- Document excerpt -
-*-*-
Helion Energy, a nuclear fusion startup backed by OpenAI CEO Sam Altman and SoftBank’s venture capital arm, has begun construction on a planned fusion power facility in Malaga, Washington, aiming to supply electricity to Microsoft data centres by 2028.
The site, located along the Columbia River in central Washington, is strategically positioned to leverage existing grid infrastructure from the nearby Rock Island Dam hydroelectric plant. Although final permitting from the state government is still pending, Helion stated the construction milestone keeps it on course to honour a power supply agreement signed with Microsoft in 2023.
Fusion energy, which involves fusing atomic nuclei to release energy, has long been viewed as a potential clean power source. Unlike conventional nuclear fission, it does not emit significant greenhouse gases or generate large volumes of long-lived radioactive waste. However, no project has yet achieved net energy gain—producing more energy than it consumes to sustain the reaction.
Helion is continuing its research with a prototype called Polaris at its Everett, Washington facility. The new reactor in Malaga, named Orion, will incorporate components built from Polaris and is expected to connect directly to Washington’s main electricity grid.
-*-*-
- Your task -
Continue the article on Helion Energy's fusion power facility in Malaga, Washington, starting after its last sentence.
-*-*-
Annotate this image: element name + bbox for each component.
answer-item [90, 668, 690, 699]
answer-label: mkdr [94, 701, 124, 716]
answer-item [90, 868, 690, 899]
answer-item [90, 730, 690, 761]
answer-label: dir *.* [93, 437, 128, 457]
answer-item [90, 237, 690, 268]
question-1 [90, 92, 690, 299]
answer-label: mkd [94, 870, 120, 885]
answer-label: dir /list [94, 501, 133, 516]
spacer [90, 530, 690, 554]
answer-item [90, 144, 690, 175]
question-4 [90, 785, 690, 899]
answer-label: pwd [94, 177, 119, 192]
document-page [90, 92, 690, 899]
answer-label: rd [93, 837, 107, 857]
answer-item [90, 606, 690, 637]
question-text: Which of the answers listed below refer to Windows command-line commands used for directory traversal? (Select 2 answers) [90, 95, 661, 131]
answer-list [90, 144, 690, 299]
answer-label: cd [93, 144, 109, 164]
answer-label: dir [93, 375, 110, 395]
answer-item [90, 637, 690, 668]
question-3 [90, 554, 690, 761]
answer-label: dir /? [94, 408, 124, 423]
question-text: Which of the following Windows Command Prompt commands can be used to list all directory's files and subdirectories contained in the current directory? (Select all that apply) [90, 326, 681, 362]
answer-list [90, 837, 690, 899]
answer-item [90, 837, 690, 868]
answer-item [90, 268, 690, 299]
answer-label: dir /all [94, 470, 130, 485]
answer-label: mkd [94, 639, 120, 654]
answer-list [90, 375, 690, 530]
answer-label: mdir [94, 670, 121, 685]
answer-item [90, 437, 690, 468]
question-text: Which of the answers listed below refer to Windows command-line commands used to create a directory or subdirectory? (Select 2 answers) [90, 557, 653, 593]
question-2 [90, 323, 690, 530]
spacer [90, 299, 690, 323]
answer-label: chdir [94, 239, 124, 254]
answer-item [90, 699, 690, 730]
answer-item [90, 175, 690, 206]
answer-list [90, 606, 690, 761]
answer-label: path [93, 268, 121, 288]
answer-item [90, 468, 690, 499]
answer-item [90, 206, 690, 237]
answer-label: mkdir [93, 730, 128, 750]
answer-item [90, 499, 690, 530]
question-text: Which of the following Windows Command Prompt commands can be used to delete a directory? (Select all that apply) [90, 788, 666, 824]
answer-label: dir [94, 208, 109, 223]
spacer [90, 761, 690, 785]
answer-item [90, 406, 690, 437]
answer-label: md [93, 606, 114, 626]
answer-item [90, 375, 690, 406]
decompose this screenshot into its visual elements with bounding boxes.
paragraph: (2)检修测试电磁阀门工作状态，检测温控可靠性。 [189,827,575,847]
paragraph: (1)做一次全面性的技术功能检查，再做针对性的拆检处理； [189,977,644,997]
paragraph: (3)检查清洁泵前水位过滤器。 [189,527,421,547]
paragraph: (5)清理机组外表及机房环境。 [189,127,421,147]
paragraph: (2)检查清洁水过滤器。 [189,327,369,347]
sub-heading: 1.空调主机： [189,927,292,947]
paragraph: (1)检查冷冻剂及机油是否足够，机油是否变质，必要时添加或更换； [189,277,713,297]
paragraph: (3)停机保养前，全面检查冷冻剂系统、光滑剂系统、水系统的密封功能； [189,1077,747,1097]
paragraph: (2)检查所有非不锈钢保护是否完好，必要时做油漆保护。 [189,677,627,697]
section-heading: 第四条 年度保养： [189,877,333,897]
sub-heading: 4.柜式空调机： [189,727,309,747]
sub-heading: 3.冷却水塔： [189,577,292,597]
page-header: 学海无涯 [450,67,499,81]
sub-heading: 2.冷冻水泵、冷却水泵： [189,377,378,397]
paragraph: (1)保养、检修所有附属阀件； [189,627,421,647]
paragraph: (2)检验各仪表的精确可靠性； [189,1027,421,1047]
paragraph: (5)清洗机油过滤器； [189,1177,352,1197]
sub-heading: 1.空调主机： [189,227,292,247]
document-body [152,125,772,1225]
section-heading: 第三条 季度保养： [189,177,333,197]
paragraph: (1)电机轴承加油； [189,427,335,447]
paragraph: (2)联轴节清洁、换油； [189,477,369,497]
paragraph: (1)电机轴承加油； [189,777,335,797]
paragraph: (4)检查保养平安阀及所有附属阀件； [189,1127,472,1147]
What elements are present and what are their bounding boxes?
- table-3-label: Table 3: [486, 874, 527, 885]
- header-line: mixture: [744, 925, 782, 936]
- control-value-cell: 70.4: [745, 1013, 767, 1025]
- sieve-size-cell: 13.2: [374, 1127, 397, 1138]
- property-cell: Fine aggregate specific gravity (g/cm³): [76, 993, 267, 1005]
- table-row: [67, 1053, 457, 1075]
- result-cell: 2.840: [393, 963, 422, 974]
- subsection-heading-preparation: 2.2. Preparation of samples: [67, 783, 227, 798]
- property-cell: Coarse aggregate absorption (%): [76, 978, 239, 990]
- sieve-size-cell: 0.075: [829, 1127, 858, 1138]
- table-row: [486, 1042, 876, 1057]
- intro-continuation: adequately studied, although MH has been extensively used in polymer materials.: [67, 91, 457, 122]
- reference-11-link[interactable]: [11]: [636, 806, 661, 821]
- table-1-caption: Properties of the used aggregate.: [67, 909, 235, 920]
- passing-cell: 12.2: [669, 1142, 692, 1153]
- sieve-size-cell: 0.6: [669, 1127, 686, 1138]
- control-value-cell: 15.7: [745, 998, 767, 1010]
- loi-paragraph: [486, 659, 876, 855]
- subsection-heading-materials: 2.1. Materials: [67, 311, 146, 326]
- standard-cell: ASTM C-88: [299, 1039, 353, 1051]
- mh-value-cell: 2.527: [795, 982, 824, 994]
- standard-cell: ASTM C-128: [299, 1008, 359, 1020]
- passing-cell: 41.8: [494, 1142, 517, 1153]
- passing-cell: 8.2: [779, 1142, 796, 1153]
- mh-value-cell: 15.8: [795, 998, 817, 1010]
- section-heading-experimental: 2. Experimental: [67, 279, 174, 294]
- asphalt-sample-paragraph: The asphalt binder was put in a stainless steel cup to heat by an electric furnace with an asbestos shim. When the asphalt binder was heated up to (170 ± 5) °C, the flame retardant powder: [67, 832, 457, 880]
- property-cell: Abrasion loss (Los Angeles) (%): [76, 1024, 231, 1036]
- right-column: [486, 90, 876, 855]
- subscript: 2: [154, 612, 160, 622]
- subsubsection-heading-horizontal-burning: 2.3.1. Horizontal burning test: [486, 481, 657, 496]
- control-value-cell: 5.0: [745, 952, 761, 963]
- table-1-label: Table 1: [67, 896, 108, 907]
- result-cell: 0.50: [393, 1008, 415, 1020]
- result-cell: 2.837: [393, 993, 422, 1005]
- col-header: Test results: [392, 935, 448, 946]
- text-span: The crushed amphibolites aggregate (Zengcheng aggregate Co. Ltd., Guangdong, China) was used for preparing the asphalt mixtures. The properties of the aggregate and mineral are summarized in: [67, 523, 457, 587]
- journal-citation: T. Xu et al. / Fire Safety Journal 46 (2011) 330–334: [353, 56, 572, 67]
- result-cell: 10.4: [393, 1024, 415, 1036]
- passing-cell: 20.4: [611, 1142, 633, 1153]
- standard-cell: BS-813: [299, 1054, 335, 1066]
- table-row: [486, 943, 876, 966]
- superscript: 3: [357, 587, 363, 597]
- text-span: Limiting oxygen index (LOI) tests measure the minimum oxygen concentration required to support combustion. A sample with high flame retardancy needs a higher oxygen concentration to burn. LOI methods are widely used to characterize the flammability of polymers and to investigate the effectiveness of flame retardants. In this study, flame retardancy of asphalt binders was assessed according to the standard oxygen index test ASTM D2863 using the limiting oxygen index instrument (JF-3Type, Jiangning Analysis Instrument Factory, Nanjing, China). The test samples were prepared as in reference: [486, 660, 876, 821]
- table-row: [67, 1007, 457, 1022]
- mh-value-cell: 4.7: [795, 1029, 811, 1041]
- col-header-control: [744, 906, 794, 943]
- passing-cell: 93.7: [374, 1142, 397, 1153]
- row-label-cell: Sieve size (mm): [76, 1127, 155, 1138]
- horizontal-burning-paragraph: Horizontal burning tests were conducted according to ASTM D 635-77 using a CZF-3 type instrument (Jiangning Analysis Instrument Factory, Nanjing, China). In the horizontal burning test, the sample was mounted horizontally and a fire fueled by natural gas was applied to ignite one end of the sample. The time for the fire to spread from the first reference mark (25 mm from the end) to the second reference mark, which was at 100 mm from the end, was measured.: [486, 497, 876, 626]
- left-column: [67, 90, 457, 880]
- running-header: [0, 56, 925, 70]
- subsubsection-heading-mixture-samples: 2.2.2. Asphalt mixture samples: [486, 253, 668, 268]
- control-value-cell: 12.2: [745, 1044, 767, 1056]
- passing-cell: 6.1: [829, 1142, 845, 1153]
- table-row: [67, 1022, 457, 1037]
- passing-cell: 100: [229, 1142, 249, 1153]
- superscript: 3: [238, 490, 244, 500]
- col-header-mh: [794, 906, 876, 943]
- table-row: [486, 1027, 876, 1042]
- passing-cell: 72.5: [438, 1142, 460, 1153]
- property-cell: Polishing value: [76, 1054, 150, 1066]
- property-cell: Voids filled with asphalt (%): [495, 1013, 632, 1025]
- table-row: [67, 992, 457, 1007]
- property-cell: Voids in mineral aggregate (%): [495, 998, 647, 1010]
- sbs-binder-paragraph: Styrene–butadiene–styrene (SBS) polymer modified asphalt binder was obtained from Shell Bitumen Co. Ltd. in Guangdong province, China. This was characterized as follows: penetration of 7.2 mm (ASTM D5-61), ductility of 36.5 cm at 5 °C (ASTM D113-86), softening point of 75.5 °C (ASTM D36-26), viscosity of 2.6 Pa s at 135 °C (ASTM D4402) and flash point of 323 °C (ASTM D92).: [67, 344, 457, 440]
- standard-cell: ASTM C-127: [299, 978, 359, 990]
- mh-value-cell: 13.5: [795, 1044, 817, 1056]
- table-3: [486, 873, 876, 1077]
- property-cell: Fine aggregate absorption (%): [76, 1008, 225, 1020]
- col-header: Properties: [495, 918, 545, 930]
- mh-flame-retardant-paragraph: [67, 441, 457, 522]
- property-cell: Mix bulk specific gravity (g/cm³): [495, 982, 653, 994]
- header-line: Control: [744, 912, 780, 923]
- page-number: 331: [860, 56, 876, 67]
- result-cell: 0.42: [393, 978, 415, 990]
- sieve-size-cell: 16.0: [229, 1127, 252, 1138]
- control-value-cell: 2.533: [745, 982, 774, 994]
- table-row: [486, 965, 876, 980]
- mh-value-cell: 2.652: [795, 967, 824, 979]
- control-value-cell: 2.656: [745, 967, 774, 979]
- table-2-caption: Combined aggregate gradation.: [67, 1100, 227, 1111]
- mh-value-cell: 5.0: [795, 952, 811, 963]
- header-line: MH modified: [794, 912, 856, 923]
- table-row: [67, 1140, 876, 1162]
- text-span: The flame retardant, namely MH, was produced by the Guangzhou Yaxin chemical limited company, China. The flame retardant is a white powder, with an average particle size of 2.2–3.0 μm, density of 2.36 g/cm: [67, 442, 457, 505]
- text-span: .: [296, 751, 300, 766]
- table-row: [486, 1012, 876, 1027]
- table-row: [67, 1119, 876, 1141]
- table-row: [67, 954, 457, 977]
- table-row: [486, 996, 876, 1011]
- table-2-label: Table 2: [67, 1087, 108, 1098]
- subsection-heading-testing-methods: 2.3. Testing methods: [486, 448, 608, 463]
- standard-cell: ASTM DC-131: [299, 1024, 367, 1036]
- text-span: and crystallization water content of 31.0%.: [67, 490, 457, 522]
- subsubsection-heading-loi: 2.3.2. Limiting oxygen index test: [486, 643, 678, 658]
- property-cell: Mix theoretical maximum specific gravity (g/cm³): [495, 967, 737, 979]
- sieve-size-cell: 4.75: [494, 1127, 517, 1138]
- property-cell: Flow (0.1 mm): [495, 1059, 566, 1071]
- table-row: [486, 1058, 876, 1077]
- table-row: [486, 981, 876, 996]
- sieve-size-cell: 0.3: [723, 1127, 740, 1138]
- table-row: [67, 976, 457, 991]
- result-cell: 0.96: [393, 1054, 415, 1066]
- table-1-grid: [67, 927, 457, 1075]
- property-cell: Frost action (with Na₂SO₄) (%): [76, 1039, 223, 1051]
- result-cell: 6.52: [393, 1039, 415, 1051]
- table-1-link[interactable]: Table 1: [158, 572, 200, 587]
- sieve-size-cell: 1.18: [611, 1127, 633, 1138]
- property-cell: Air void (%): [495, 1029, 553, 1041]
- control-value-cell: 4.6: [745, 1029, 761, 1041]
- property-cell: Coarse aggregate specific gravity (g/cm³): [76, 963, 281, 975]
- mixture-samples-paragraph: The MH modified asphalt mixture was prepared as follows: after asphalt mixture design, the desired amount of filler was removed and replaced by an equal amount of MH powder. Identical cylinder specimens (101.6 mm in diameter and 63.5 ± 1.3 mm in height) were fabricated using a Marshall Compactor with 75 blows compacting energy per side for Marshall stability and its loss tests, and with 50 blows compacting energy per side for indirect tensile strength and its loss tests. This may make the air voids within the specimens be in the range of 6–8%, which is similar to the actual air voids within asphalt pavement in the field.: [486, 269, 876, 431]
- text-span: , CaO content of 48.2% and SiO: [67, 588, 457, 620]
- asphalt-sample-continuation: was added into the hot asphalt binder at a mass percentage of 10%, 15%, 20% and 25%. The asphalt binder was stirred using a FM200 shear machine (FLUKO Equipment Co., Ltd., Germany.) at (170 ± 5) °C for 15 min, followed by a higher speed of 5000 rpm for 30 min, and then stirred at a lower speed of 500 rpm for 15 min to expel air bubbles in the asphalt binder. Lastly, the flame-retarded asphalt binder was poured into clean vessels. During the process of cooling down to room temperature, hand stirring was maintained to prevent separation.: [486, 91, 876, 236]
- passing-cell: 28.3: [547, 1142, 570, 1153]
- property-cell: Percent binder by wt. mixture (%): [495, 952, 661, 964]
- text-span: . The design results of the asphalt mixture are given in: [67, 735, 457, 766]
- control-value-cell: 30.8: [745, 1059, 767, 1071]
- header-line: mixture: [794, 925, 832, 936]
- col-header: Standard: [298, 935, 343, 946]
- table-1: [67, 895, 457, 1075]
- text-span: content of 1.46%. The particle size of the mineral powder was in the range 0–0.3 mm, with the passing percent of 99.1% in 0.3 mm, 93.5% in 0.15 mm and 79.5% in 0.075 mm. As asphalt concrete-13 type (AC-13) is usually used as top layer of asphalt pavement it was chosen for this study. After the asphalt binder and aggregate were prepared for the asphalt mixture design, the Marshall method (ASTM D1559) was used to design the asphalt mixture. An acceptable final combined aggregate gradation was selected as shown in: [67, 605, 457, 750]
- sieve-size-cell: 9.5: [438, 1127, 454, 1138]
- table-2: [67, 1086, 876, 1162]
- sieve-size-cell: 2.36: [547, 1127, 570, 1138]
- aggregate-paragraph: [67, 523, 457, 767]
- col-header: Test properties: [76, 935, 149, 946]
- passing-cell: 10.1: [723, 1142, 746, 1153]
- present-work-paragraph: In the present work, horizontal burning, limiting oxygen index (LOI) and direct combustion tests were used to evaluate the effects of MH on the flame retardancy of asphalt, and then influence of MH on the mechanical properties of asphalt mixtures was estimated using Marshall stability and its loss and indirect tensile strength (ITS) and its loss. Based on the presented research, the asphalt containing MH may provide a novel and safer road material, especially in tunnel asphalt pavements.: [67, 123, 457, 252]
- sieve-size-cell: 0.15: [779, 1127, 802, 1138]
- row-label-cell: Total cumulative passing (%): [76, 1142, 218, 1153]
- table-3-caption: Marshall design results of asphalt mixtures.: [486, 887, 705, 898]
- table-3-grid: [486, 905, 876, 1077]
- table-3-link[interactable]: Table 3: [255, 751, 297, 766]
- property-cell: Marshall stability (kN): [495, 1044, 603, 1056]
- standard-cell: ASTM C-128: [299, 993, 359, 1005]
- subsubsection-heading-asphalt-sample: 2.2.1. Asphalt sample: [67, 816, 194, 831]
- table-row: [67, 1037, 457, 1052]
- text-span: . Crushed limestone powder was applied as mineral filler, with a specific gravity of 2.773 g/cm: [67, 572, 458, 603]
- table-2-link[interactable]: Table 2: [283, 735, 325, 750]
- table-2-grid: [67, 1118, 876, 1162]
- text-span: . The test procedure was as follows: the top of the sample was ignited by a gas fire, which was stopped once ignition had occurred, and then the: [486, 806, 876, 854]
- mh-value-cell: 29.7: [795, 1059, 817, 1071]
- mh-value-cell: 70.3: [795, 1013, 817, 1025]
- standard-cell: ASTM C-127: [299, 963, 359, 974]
-*-*-
- Task response -
“We’ll actually be able to connect to the exact same grid just upstream of the Microsoft data centres,” Helion co-founder and CEO David Kirtley said.
Microsoft has expressed consistent support for nuclear energy as part of its carbon-free energy strategy and has previously entered agreements for power from conventional fission sources. Fusion remains a longer-term investment for the tech giant.
“Over the last three, four years, you’ve been seeing from across the fusion space different types of milestones being met by other companies and peers, Helion included,” said Melanie Nakagawa, Microsoft’s chief sustainability officer. “There’s a lot of optimism that this could be the moment that fusion actually comes forward within this decade, or near in this decade.”